(Stored data entries)
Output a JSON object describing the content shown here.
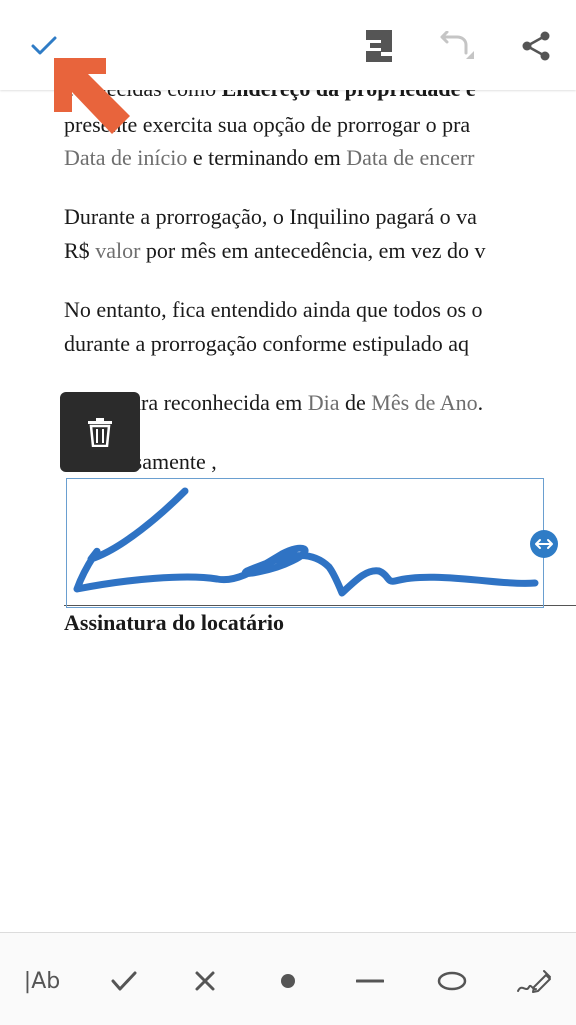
{
  "toolbar": {
    "confirm_icon": "check-icon",
    "save_icon": "save-icon",
    "undo_icon": "undo-icon",
    "share_icon": "share-icon",
    "accent_color": "#2f7cc6"
  },
  "document": {
    "line1_plain": "conhecidas como ",
    "line1_bold": "Endereço da propriedade e",
    "line2": "presente exercita sua opção de prorrogar o pra",
    "line3_ph1": "Data de início",
    "line3_mid": " e terminando em ",
    "line3_ph2": "Data de encerr",
    "para2_line1": "Durante a prorrogação, o Inquilino pagará o va",
    "para2_line2_a": "R$ ",
    "para2_line2_ph": "valor",
    "para2_line2_b": " por mês em antecedência, em vez do v",
    "para3_line1": "No entanto, fica entendido ainda que todos os o",
    "para3_line2": "durante a prorrogação conforme estipulado aq",
    "para4_a": "Assinatura reconhecida em ",
    "para4_ph1": "Dia",
    "para4_b": " de ",
    "para4_ph2": "Mês de Ano",
    "para4_c": ".",
    "closing": "Atenciosamente ,",
    "signature_label": "Assinatura do locatário"
  },
  "signature": {
    "delete_icon": "trash-icon",
    "resize_icon": "resize-horizontal-icon",
    "ink_color": "#2f73c4"
  },
  "annotation": {
    "arrow_color": "#e8643c"
  },
  "tools": {
    "text_label": "|Ab",
    "check_icon": "checkmark-icon",
    "cross_icon": "cross-icon",
    "dot_icon": "dot-icon",
    "line_icon": "line-icon",
    "ellipse_icon": "ellipse-icon",
    "sign_icon": "signature-pen-icon"
  }
}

**Aim of the task:** Reproduce each record above by retyping it exactly; omit all images.

**Answer to this exercise:**
Output a JSON object describing the content shown here.
{
  "toolbar": {
    "confirm_icon": "check-icon",
    "save_icon": "save-icon",
    "undo_icon": "undo-icon",
    "share_icon": "share-icon",
    "accent_color": "#2f7cc6"
  },
  "document": {
    "line1_plain": "conhecidas como ",
    "line1_bold": "Endereço da propriedade e",
    "line2": "presente exercita sua opção de prorrogar o pra",
    "line3_ph1": "Data de início",
    "line3_mid": " e terminando em ",
    "line3_ph2": "Data de encerr",
    "para2_line1": "Durante a prorrogação, o Inquilino pagará o va",
    "para2_line2_a": "R$ ",
    "para2_line2_ph": "valor",
    "para2_line2_b": " por mês em antecedência, em vez do v",
    "para3_line1": "No entanto, fica entendido ainda que todos os o",
    "para3_line2": "durante a prorrogação conforme estipulado aq",
    "para4_a": "Assinatura reconhecida em ",
    "para4_ph1": "Dia",
    "para4_b": " de ",
    "para4_ph2": "Mês de Ano",
    "para4_c": ".",
    "closing": "Atenciosamente ,",
    "signature_label": "Assinatura do locatário"
  },
  "signature": {
    "delete_icon": "trash-icon",
    "resize_icon": "resize-horizontal-icon",
    "ink_color": "#2f73c4"
  },
  "annotation": {
    "arrow_color": "#e8643c"
  },
  "tools": {
    "text_label": "|Ab",
    "check_icon": "checkmark-icon",
    "cross_icon": "cross-icon",
    "dot_icon": "dot-icon",
    "line_icon": "line-icon",
    "ellipse_icon": "ellipse-icon",
    "sign_icon": "signature-pen-icon"
  }
}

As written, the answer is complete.